Figure data in JSON:
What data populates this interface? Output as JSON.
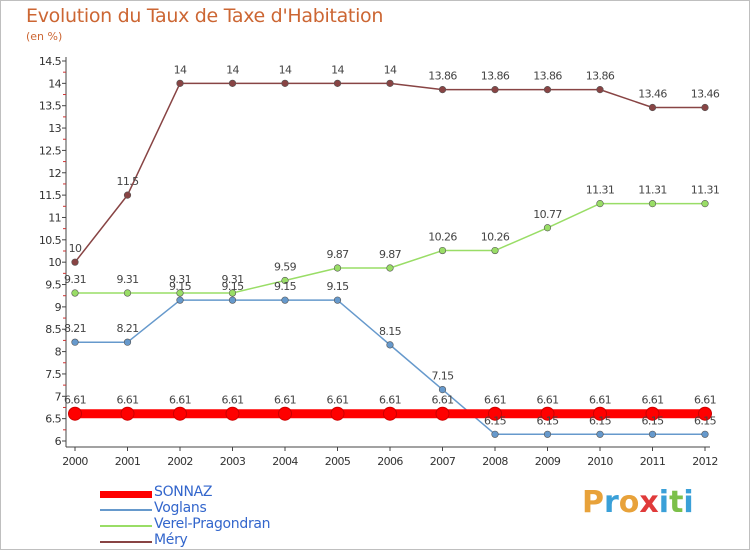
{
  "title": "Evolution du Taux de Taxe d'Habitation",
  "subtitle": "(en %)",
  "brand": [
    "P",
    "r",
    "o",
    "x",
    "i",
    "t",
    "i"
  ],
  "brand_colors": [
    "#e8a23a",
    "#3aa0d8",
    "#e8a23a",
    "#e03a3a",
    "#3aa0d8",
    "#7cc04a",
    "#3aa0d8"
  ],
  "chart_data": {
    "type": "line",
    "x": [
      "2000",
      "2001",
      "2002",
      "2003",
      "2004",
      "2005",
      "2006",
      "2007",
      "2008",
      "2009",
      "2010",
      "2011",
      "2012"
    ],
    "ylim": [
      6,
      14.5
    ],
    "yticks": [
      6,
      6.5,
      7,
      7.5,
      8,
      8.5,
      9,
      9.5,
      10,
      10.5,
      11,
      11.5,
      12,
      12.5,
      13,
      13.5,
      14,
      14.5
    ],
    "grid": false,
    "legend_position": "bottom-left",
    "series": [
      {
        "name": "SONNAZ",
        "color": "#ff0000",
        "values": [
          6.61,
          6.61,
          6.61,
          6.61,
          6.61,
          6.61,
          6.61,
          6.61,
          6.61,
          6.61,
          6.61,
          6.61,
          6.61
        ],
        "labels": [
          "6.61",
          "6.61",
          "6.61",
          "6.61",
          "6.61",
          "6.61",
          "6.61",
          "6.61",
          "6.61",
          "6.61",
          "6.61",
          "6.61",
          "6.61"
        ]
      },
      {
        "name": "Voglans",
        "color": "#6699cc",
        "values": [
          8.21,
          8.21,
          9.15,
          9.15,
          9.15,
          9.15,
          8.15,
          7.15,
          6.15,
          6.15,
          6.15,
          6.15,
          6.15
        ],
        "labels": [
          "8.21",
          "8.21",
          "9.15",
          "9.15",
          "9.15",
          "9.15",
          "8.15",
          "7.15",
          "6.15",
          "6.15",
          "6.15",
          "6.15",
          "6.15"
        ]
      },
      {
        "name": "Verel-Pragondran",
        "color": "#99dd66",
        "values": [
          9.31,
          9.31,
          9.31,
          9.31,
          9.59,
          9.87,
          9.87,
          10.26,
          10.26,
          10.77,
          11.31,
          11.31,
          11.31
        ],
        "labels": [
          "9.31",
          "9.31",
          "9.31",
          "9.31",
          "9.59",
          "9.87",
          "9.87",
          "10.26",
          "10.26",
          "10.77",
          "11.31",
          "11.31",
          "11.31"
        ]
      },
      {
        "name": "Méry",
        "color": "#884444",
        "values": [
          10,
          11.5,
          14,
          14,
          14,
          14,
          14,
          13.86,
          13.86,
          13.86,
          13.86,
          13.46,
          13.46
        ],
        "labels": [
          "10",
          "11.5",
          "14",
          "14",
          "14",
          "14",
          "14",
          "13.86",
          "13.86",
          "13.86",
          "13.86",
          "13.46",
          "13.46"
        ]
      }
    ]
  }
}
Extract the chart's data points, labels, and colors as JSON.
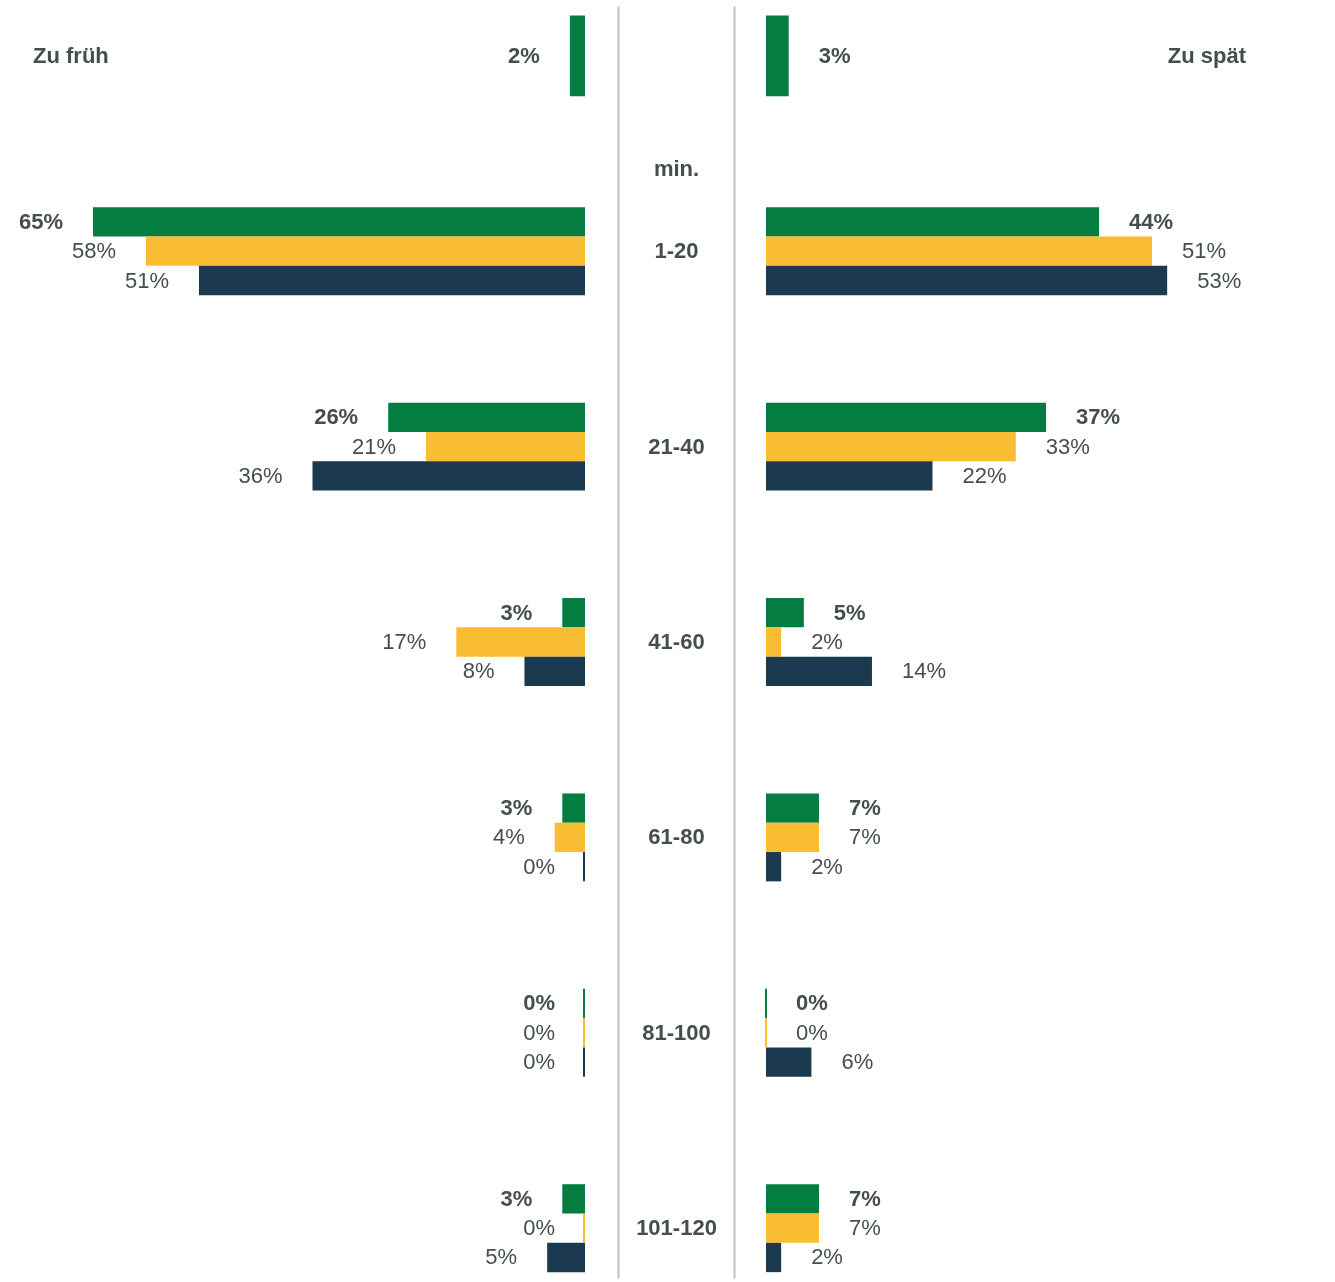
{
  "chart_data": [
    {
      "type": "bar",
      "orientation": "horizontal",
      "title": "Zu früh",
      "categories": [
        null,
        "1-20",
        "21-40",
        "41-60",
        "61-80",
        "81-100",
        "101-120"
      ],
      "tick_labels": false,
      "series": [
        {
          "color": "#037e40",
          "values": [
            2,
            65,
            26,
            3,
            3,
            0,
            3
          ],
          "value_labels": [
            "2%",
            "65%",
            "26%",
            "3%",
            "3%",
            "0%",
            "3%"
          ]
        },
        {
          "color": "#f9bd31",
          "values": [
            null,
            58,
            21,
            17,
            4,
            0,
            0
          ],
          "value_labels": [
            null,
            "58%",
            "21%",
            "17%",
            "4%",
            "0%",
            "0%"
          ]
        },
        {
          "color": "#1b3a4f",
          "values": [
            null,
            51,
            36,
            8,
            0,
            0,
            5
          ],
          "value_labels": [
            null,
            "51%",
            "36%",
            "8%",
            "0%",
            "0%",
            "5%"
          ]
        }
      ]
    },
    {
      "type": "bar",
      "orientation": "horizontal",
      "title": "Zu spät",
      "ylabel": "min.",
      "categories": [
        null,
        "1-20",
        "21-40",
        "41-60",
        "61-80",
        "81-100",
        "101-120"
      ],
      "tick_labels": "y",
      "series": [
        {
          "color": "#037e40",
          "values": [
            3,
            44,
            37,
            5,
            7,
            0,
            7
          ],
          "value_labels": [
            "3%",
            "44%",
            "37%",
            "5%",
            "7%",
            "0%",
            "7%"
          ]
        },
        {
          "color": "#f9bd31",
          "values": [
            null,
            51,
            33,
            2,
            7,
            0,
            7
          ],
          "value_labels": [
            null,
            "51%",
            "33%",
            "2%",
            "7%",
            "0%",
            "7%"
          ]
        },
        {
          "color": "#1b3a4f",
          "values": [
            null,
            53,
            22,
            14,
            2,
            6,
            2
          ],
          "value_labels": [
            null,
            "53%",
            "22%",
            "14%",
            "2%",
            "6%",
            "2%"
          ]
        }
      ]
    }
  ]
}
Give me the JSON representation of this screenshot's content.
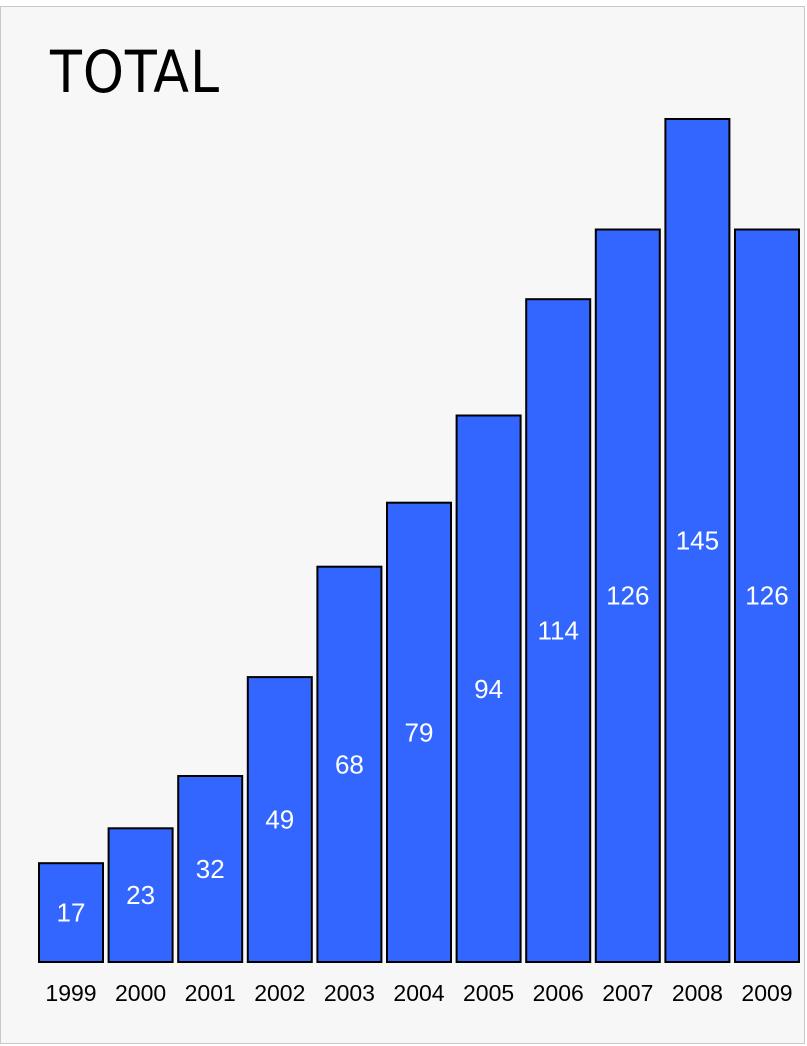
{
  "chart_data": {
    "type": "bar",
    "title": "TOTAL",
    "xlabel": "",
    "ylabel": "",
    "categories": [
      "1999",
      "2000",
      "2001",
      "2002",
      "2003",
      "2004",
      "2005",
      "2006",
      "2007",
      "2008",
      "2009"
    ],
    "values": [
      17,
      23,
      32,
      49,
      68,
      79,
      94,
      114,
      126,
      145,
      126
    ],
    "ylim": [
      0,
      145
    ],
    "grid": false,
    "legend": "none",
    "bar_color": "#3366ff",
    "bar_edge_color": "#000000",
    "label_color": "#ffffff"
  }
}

Prompt: Restate word for word, please, the line containing "Give me the" and all lines after it through the end of the material; the pictures do not belong in the copy.

Answer:
Give me the JSON representation of this screenshot's content.
{
  "chart_data": {
    "type": "bar",
    "title": "TOTAL",
    "xlabel": "",
    "ylabel": "",
    "categories": [
      "1999",
      "2000",
      "2001",
      "2002",
      "2003",
      "2004",
      "2005",
      "2006",
      "2007",
      "2008",
      "2009"
    ],
    "values": [
      17,
      23,
      32,
      49,
      68,
      79,
      94,
      114,
      126,
      145,
      126
    ],
    "ylim": [
      0,
      145
    ],
    "grid": false,
    "legend": "none",
    "bar_color": "#3366ff",
    "bar_edge_color": "#000000",
    "label_color": "#ffffff"
  }
}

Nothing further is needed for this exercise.